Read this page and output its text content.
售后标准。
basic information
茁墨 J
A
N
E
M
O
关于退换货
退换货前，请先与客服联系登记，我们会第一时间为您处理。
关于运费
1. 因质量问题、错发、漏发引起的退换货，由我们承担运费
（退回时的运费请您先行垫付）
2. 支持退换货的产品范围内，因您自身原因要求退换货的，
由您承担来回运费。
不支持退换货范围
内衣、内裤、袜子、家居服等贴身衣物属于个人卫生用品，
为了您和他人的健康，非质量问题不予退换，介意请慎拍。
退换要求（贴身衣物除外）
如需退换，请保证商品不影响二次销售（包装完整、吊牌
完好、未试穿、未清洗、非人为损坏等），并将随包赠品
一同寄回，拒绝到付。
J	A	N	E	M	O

·····

The lines above should be duplicated exactly.

Read this page and output its text content.
售后标准。
basic information
茁墨 J
A
N
E
M
O
关于退换货
退换货前，请先与客服联系登记，我们会第一时间为您处理。
关于运费
1. 因质量问题、错发、漏发引起的退换货，由我们承担运费
（退回时的运费请您先行垫付）
2. 支持退换货的产品范围内，因您自身原因要求退换货的，
由您承担来回运费。
不支持退换货范围
内衣、内裤、袜子、家居服等贴身衣物属于个人卫生用品，
为了您和他人的健康，非质量问题不予退换，介意请慎拍。
退换要求（贴身衣物除外）
如需退换，请保证商品不影响二次销售（包装完整、吊牌
完好、未试穿、未清洗、非人为损坏等），并将随包赠品
一同寄回，拒绝到付。
J	A	N	E	M	O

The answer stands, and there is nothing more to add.